Pour ce single : https://music.youtube.com/watch?v=wF-1IIs9_5U&list=OLAK5uy_kkyO-3-T3Ce5nInegeE3JKUDQoLh505q0
Les Linda Lindas tirent leur nom d’une chanson d’un groupe japonais, ayant elle-même donné plus ou moins son titre à un film… racontant une histoire qui ressemble à la leur :
https://www.youtube.com/watch?v=YP8Z-uXkzGo (The Blue Hearts)
https://www.youtube.com/watch?v=R5cgwB47f7I (Linda Linda Linda film’s Paranmaum)
https://www.youtube.com/watch?v=lE0F2LT5GTk (The Linda Lindas)
Et nos Lindas sont bien quatre. Le groupe, décrit sur son profil Bandcamp comme mi-asiatique, mi-latin, se compose de :
Bela Salazar 17 Guitariste, vocaliste
Eloise Wong 13 Bassiste, vocaliste
Lucia de la Garza 14 Guitariste vocaliste
Mila de la Garza 11 Batteuse, vocaliste
Les sœurs Lucia et Mila sont les filles du producteur et musicien Carlos de la Garza, leur cousine Eloise a pour père Martin Wong, l’un des fondateurs du magazine culturel alternatif Giant Robot. Bela est leur plus proche amie. On retrouve donc chez les filles la plupart des mêmes centres d’intérêt que chez les pères : l’art, la musique (punk), le cinéma, les livres, les jouets, la nourriture !
Facile, donc, de commencer par enregistrer dans le studio au fond de la cour familiale…
Leur discographie autoproduite se résumait en 2020 à un hommage à Claudia Kishi – rare personnage d’origine japonaise d’une série de romans pour adolescentes (Le club des baby-sitters) puis d’une série télévisée - pour un documentaire Netflix. Un mini-album de 4 titres, chacun composé et chanté par une Linda – mais à présent, elles collaborent plus dans l’écriture. Puis une chanson pour encourager les gens à voter, puisqu’elles ne sont pas encore assez âgées pour le faire.
A propos de leur hit "Racist, sexist boy", la toute jeune Mila explique : « Un peu avant le confinement, un garçon de ma classe est venu me dire que son père lui avait dit de ne pas s’approcher des Chinois. Après que je lui ai dit que j’étais chinoise, il a pris ses distances avec moi. Eloise et moi avons écrit cette chanson à partir de cette expérience. Cette chanson parle donc de lui et de tous les autres garçons racistes et sexistes de ce monde. »

= Données fournies =
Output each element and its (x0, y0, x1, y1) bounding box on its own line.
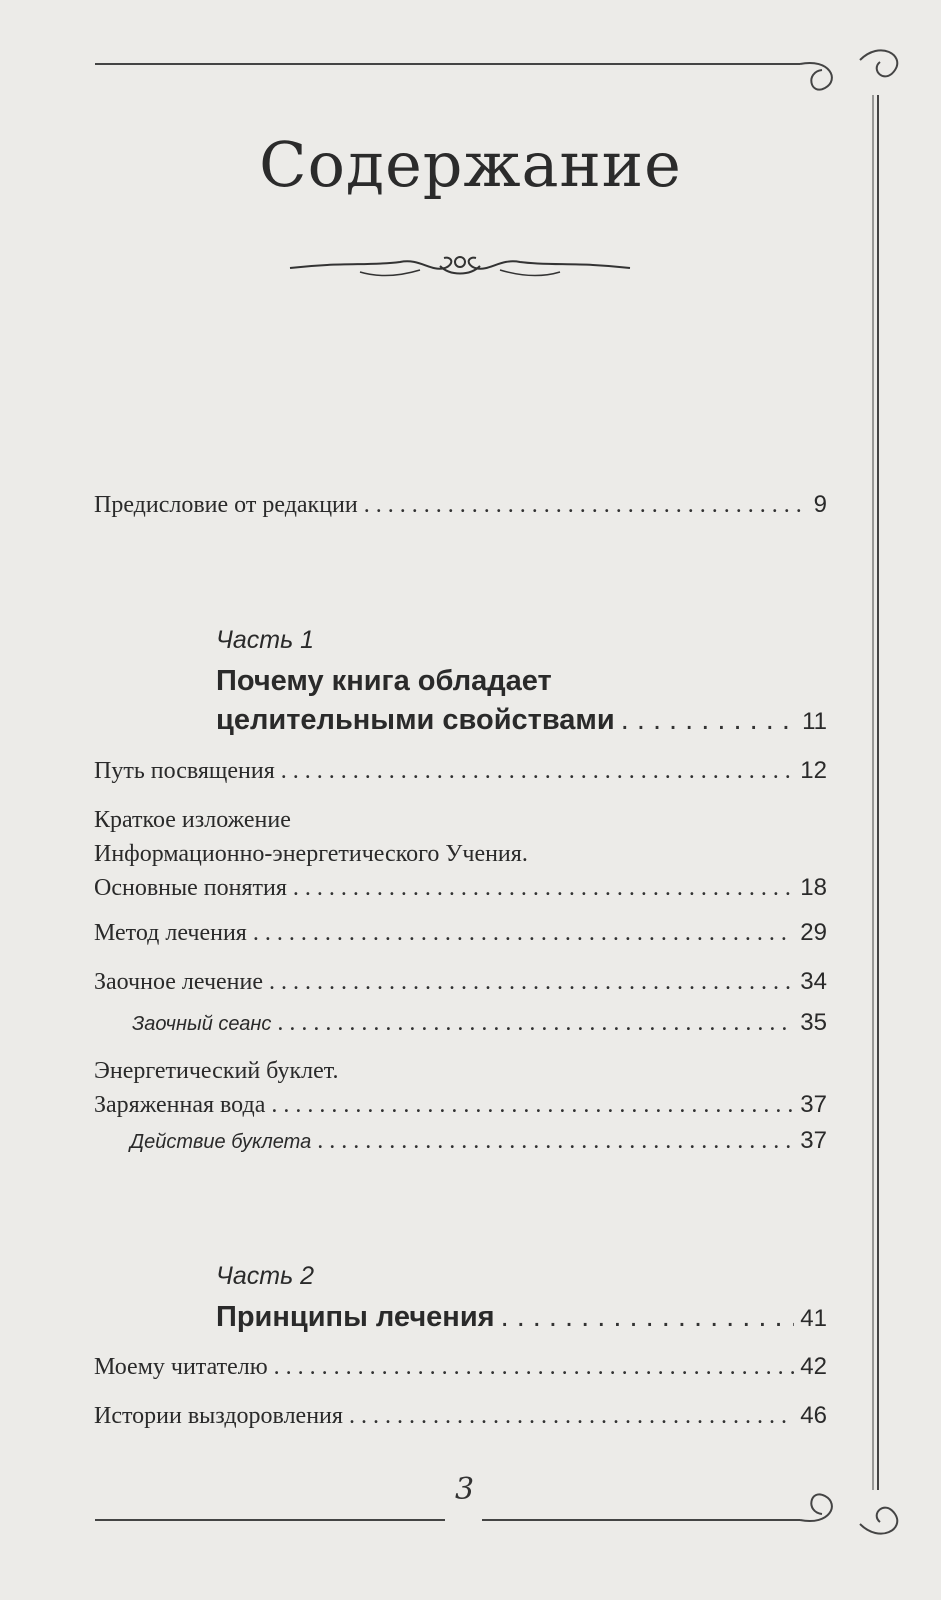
part-1-label: Часть 1 (216, 626, 315, 654)
entry-title: Путь посвящения (94, 758, 275, 784)
part-1-title (216, 662, 827, 741)
part-title-line: целительными свойствами (216, 704, 615, 736)
entry-title-line: Энергетический буклет. (94, 1058, 339, 1084)
entry-page: 35 (800, 1009, 827, 1036)
page-number: 3 (455, 1472, 475, 1507)
entry-title-line: Основные понятия (94, 875, 287, 901)
leader-dots (269, 967, 794, 997)
toc-entry (94, 1352, 827, 1382)
entry-title: Моему читателю (94, 1354, 268, 1380)
leader-dots (621, 701, 796, 740)
page-title: Содержание (259, 128, 682, 201)
leader-dots (349, 1401, 794, 1431)
part-page: 11 (802, 708, 827, 735)
leader-dots (277, 1008, 794, 1038)
leader-dots (253, 918, 794, 948)
toc-entry (94, 803, 827, 905)
toc-entry-preface (94, 490, 827, 520)
part-title-line: Почему книга обладает (216, 665, 552, 697)
entry-page: 18 (800, 874, 827, 901)
entry-page: 46 (800, 1402, 827, 1429)
toc-entry (94, 756, 827, 786)
part-title-line: Принципы лечения (216, 1301, 495, 1333)
leader-dots (317, 1126, 794, 1156)
entry-page: 29 (800, 919, 827, 946)
toc-entry (94, 1401, 827, 1431)
entry-title-line: Информационно-энергетического Учения. (94, 841, 528, 867)
part-2-label: Часть 2 (216, 1262, 315, 1290)
entry-page: 37 (800, 1127, 827, 1154)
toc-subentry (132, 1008, 827, 1039)
part-2-title (216, 1298, 827, 1338)
leader-dots (293, 871, 794, 905)
leader-dots (271, 1088, 794, 1122)
entry-title: Заочное лечение (94, 969, 264, 995)
entry-title: Предисловие от редакции (94, 492, 358, 518)
part-page: 41 (800, 1305, 827, 1332)
entry-title: Метод лечения (94, 920, 247, 946)
entry-title: Действие буклета (130, 1131, 312, 1153)
leader-dots (364, 490, 808, 520)
leader-dots (501, 1298, 795, 1337)
toc-entry (94, 918, 827, 948)
entry-title: Заочный сеанс (132, 1013, 272, 1035)
toc-entry (94, 967, 827, 997)
entry-title-line: Краткое изложение (94, 807, 291, 833)
entry-page: 34 (800, 968, 827, 995)
entry-title: Истории выздоровления (94, 1403, 343, 1429)
toc-subentry (130, 1126, 827, 1157)
title-ornament (290, 257, 630, 276)
leader-dots (281, 756, 795, 786)
entry-page: 42 (800, 1353, 827, 1380)
entry-title-line: Заряженная вода (94, 1092, 266, 1118)
entry-page: 9 (813, 491, 827, 518)
toc-entry (94, 1054, 827, 1122)
entry-page: 12 (800, 757, 827, 784)
entry-page: 37 (800, 1091, 827, 1118)
leader-dots (274, 1352, 795, 1382)
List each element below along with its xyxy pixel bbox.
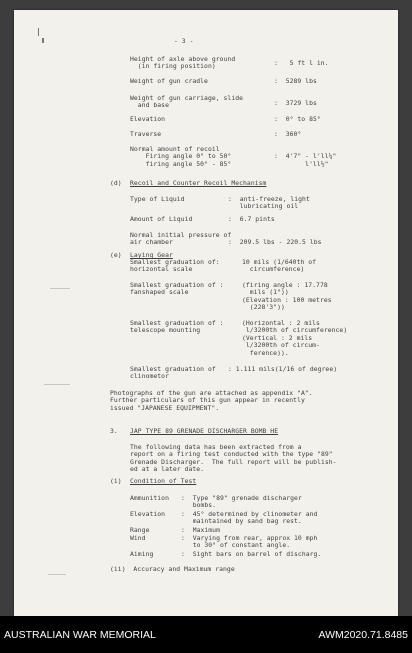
section-e-prefix: (e): [110, 251, 122, 259]
margin-mark: [50, 288, 70, 289]
spec-value: : 4'7" - l'll¼" l'll½": [274, 152, 337, 168]
section-e-heading: Laying Gear: [130, 251, 173, 259]
margin-mark: [38, 28, 39, 36]
spec-label: Traverse: [130, 130, 162, 138]
condition-label: Aiming: [130, 550, 154, 558]
margin-mark: [42, 38, 44, 43]
section-d-prefix: (d): [110, 179, 122, 187]
section-e-value: 10 mils (1/640th of circumference): [242, 258, 317, 274]
section-e-value: : 1.111 mils(1/16 of degree): [228, 365, 338, 373]
condition-value: : 45° determined by clinometer and maintained by sand bag rest.: [181, 510, 318, 526]
section-d-value: : anti-freeze, light lubricating oil: [228, 195, 310, 211]
section-e-label: Smallest graduation of clinometor: [130, 365, 216, 381]
section-e-label: Smallest graduation of : telescope mounting: [130, 319, 224, 335]
spec-value: : 0° to 85°: [274, 115, 321, 123]
condition-value: : Type "89" grenade discharger bombs.: [181, 494, 302, 510]
condition-value: : Maximum: [181, 526, 220, 534]
condition-value: : Sight bars on barrel of discharg.: [181, 550, 322, 558]
section-d-value: : 6.7 pints: [228, 215, 275, 223]
margin-mark: [48, 574, 66, 575]
spec-value: : 3729 lbs: [274, 99, 317, 107]
condition-label: Wind: [130, 534, 146, 542]
section-d-label: Amount of Liquid: [130, 215, 193, 223]
section-e-label: Smallest graduation of: horizontal scale: [130, 258, 220, 274]
section-3-intro: The following data has been extracted from a report on a firing test conducted with the type "89" Grenade Discharger. The full report will be publish- ed at a later date.: [130, 443, 337, 474]
sub-ii-heading: (ii) Accuracy and Maximum range: [110, 565, 235, 573]
condition-label: Elevation: [130, 510, 166, 518]
document-page: [14, 10, 398, 616]
spec-value: : 5289 lbs: [274, 77, 317, 85]
spec-label: Height of axle above ground (in firing position): [130, 55, 236, 71]
spec-value: : 5 ft l in.: [274, 59, 329, 67]
page-number: - 3 -: [174, 37, 194, 45]
section-3-number: 3.: [110, 427, 118, 435]
spec-value: : 360°: [274, 130, 302, 138]
section-d-label: Normal initial pressure of air chamber: [130, 231, 232, 247]
section-e-value: (Horizontal : 2 mils l/3200th of circumference) (Vertical : 2 mils l/3200th of circum- ference)).: [242, 319, 348, 357]
condition-label: Range: [130, 526, 150, 534]
sub-i-label: (i): [110, 477, 122, 485]
section-3-title: JAP TYPE 89 GRENADE DISCHARGER BOMB HE: [130, 427, 279, 435]
section-e-value: (firing angle : 17.778 mils (1°)) (Elevation : 100 metres (228'3")): [242, 281, 332, 312]
spec-label: Weight of gun cradle: [130, 77, 208, 85]
section-e-label: Smallest graduation of : fanshaped scale: [130, 281, 224, 297]
photo-note: Photographs of the gun are attached as appendix "A". Further particulars of this gun appear in recently issued "JAPANESE EQUIPMENT".: [110, 389, 313, 412]
section-d-value: : 209.5 lbs - 220.5 lbs: [228, 238, 322, 247]
footer-reference: AWM2020.71.8485: [318, 629, 408, 641]
footer-bar: [0, 616, 412, 653]
condition-label: Ammunition: [130, 494, 169, 502]
margin-mark: [44, 384, 70, 385]
sub-i-heading: Condition of Test: [130, 477, 197, 485]
spec-label: Weight of gun carriage, slide and base: [130, 94, 244, 110]
footer-institution: AUSTRALIAN WAR MEMORIAL: [4, 629, 156, 641]
section-d-label: Type of Liquid: [130, 195, 185, 203]
section-d-heading: Recoil and Counter Recoil Mechanism: [130, 179, 267, 187]
spec-label: Elevation: [130, 115, 166, 123]
spec-label: Normal amount of recoil Firing angle 0° to 50° firing angle 50° - 85°: [130, 145, 232, 168]
condition-value: : Varying from rear, approx 10 mph to 30° of constant angle.: [181, 534, 318, 550]
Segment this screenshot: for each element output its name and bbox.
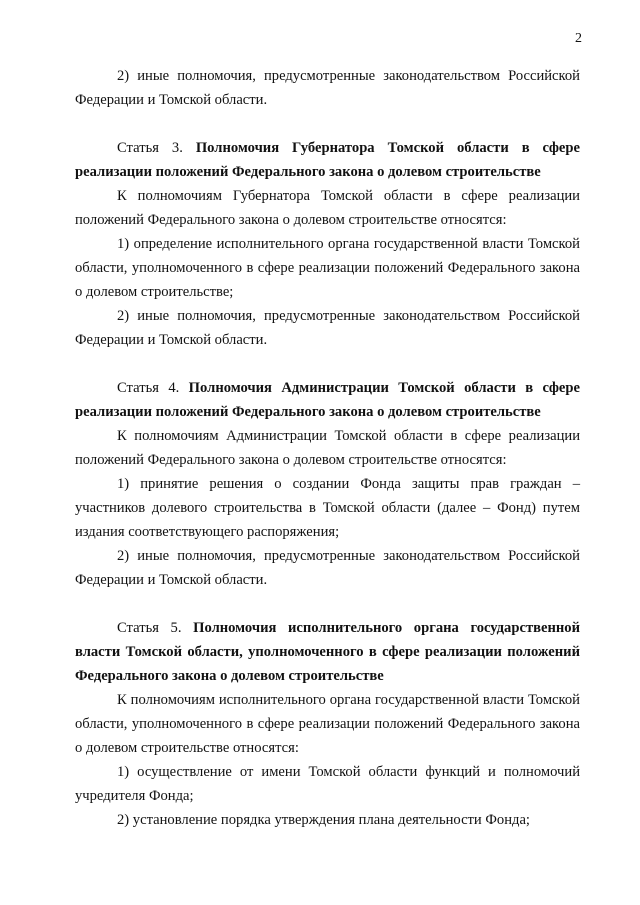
article-title: Полномочия Администрации Томской области в сфере реализации положений Федерального закона о долевом строительстве: [75, 380, 580, 420]
article-number: Статья 5.: [117, 620, 182, 636]
paragraph: 1) определение исполнительного органа государственной власти Томской области, уполномоченного в сфере реализации положений Федерального закона о долевом строительстве;: [75, 236, 580, 300]
article-number: Статья 4.: [117, 380, 180, 396]
document-body: [75, 64, 580, 832]
paragraph: 2) иные полномочия, предусмотренные законодательством Российской Федерации и Томской области.: [75, 68, 580, 108]
paragraph: 2) иные полномочия, предусмотренные законодательством Российской Федерации и Томской области.: [75, 548, 580, 588]
paragraph: 1) осуществление от имени Томской области функций и полномочий учредителя Фонда;: [75, 764, 580, 804]
page-number: 2: [575, 31, 582, 46]
paragraph: К полномочиям Губернатора Томской области в сфере реализации положений Федерального закона о долевом строительстве относятся:: [75, 188, 580, 228]
article-heading-4: [75, 376, 580, 424]
article-heading-5: [75, 616, 580, 688]
article-heading-3: [75, 136, 580, 184]
paragraph: 2) установление порядка утверждения плана деятельности Фонда;: [117, 812, 530, 828]
paragraph: 1) принятие решения о создании Фонда защиты прав граждан – участников долевого строительства в Томской области (далее – Фонд) путем издания соответствующего распоряжения;: [75, 476, 580, 540]
article-title: Полномочия исполнительного органа государственной власти Томской области, уполномоченного в сфере реализации положений Федерального закона о долевом строительстве: [75, 620, 580, 684]
paragraph: К полномочиям Администрации Томской области в сфере реализации положений Федерального закона о долевом строительстве относятся:: [75, 428, 580, 468]
article-number: Статья 3.: [117, 140, 183, 156]
paragraph: К полномочиям исполнительного органа государственной власти Томской области, уполномоченного в сфере реализации положений Федерального закона о долевом строительстве относятся:: [75, 692, 580, 756]
paragraph: 2) иные полномочия, предусмотренные законодательством Российской Федерации и Томской области.: [75, 308, 580, 348]
article-title: Полномочия Губернатора Томской области в сфере реализации положений Федерального закона о долевом строительстве: [75, 140, 580, 180]
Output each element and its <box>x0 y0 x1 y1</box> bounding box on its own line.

= Problèmes et tâches =
• a. Reproduisez le passage du texte sur les Linda Lindas compris entre "Facile, donc, de" et "pour le faire.", bornes incluses.
• b. Reprenez le texte sur les Linda Lindas à partir de sa dernière phrase et poursuivez-le.
Le recours aux données n'est pas nécessaire.

= Les réponses =
• a.
Facile, donc, de commencer par enregistrer dans le studio au fond de la cour familiale…
Leur discographie autoproduite se résumait en 2020 à un hommage à Claudia Kishi – rare personnage d’origine japonaise d’une série de romans pour adolescentes (Le club des baby-sitters) puis d’une série télévisée - pour un documentaire Netflix. Un mini-album de 4 titres, chacun composé et chanté par une Linda – mais à présent, elles collaborent plus dans l’écriture. Puis une chanson pour encourager les gens à voter, puisqu’elles ne sont pas encore assez âgées pour le faire.

• b.
Il y a du militantisme et de la révolte dans leurs motivations, comme pour tout bon groupe punk, pas que l’envie de s’amuser, de jouer ensemble et de prouver que n’importe qui le peut. Et des titres comme "Missing you" ou "Never say never", parmi les premières chansons ayant pour sujet le confinement, racontent combien des ados peuvent s’ennuyer malgré les réseaux sociaux et les bons bouquins, manquer de vie sociale et de grand air...
“We like [punk] because it’s anything you want it to be.”
A Los Angeles, le punk de la fin des années 70 / début des années 80 n’était pas une affaire de gars blancs, mais d’immigrés, de gens de couleur et autres communautés marginalisées. Et les filles ont toujours eu plus d’injustices à dénoncer.
Les Linda Lindas sont apparues en 2018 lors d’un festival "Girlschool", un concept dont la mission est de célébrer, mettre en contact et promouvoir la musique et les idées d’artistes féminines. Elles peuvent s’identifier à leurs consœurs aînées Karen O des Yeah Yeah Yeahs, Alice Bag de The Bags ou The Alley Cats avec Dianne Chai, dont elles ont croisé certaines lors de performances caritatives à Chinatown.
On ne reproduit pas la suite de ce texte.